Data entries
Begin

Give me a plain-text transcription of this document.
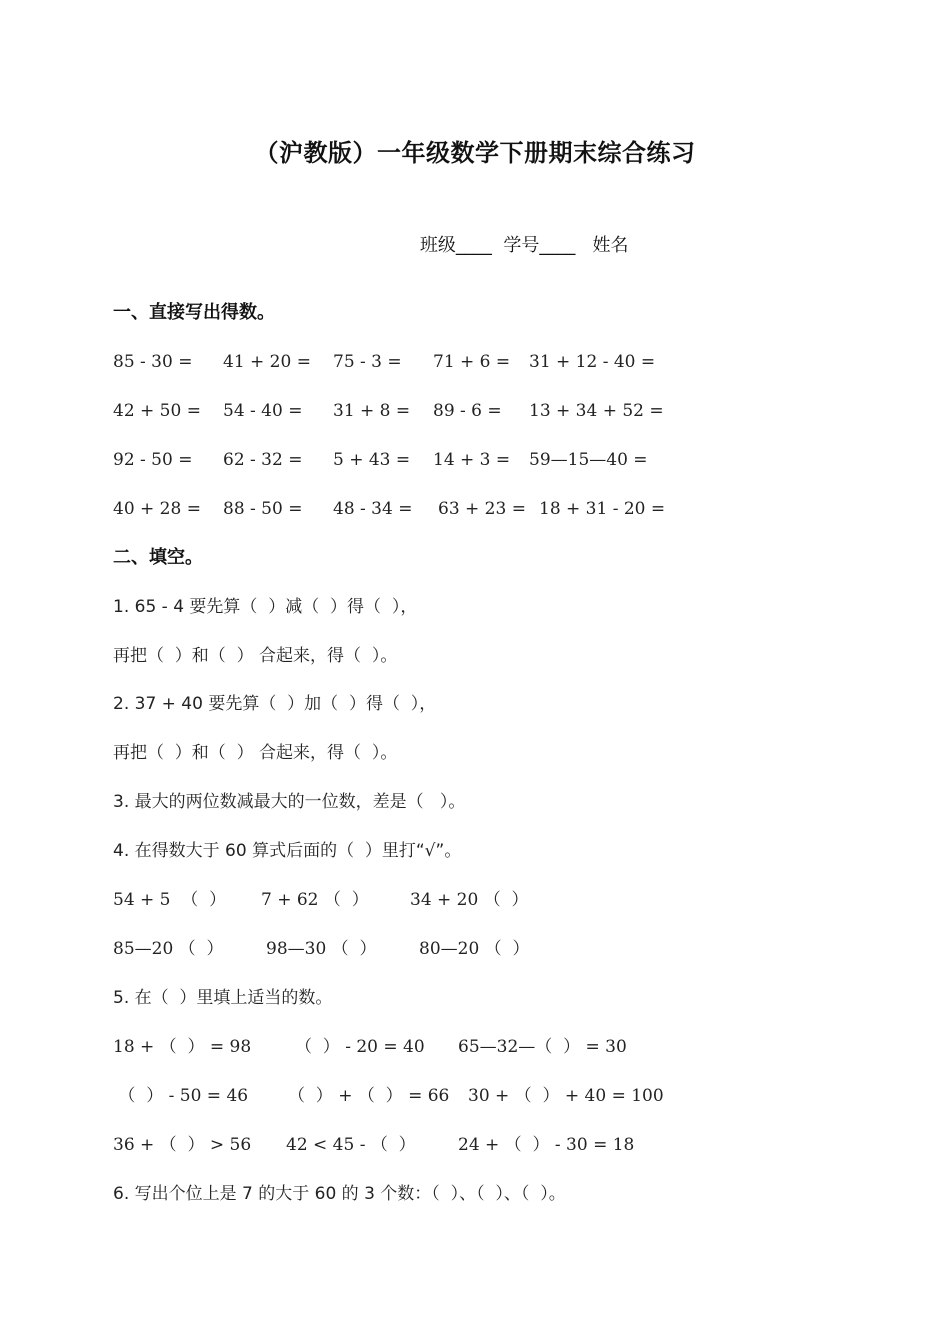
（沪教版）一年级数学下册期末综合练习

班级____ 学号____ 姓名

一、直接写出得数。
85 - 30 = 41 + 20 = 75 - 3 = 71 + 6 = 31 + 12 - 40 =
42 + 50 = 54 - 40 = 31 + 8 = 89 - 6 = 13 + 34 + 52 =
92 - 50 = 62 - 32 = 5 + 43 = 14 + 3 = 59—15—40 =
40 + 28 = 88 - 50 = 48 - 34 = 63 + 23 = 18 + 31 - 20 =
二、填空。
1. 65 - 4 要先算（  ）减（  ）得（  ），
再把（  ）和（  ） 合起来，得（  ）。
2. 37 + 40 要先算（  ）加（  ）得（  ），
再把（  ）和（  ） 合起来，得（  ）。
3. 最大的两位数减最大的一位数，差是（   ）。
4. 在得数大于 60 算式后面的（  ）里打“√”。
54 + 5  （  ） 7 + 62 （  ） 34 + 20 （  ）
85—20 （  ）	98—30 （  ）	80—20 （  ）
5. 在（  ）里填上适当的数。
18 + （  ） = 98	（  ） - 20 = 40 65—32—（  ） = 30
（  ） - 50 = 46 （  ） + （  ） = 66 30 + （  ） + 40 = 100
36 + （  ） > 56 42 < 45 - （  ） 24 + （  ） - 30 = 18
6. 写出个位上是 7 的大于 60 的 3 个数：（  ）、（  ）、（  ）。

End

◆ **What the task asks**:
Output all the records, word for word, with no pictures in the copy.

◆ **The solution**:
Give me a plain-text transcription of this document.
（沪教版）一年级数学下册期末综合练习

班级____ 学号____ 姓名

一、直接写出得数。
85 - 30 = 41 + 20 = 75 - 3 = 71 + 6 = 31 + 12 - 40 =
42 + 50 = 54 - 40 = 31 + 8 = 89 - 6 = 13 + 34 + 52 =
92 - 50 = 62 - 32 = 5 + 43 = 14 + 3 = 59—15—40 =
40 + 28 = 88 - 50 = 48 - 34 = 63 + 23 = 18 + 31 - 20 =
二、填空。
1. 65 - 4 要先算（  ）减（  ）得（  ），
再把（  ）和（  ） 合起来，得（  ）。
2. 37 + 40 要先算（  ）加（  ）得（  ），
再把（  ）和（  ） 合起来，得（  ）。
3. 最大的两位数减最大的一位数，差是（   ）。
4. 在得数大于 60 算式后面的（  ）里打“√”。
54 + 5  （  ） 7 + 62 （  ） 34 + 20 （  ）
85—20 （  ）	98—30 （  ）	80—20 （  ）
5. 在（  ）里填上适当的数。
18 + （  ） = 98	（  ） - 20 = 40 65—32—（  ） = 30
（  ） - 50 = 46 （  ） + （  ） = 66 30 + （  ） + 40 = 100
36 + （  ） > 56 42 < 45 - （  ） 24 + （  ） - 30 = 18
6. 写出个位上是 7 的大于 60 的 3 个数：（  ）、（  ）、（  ）。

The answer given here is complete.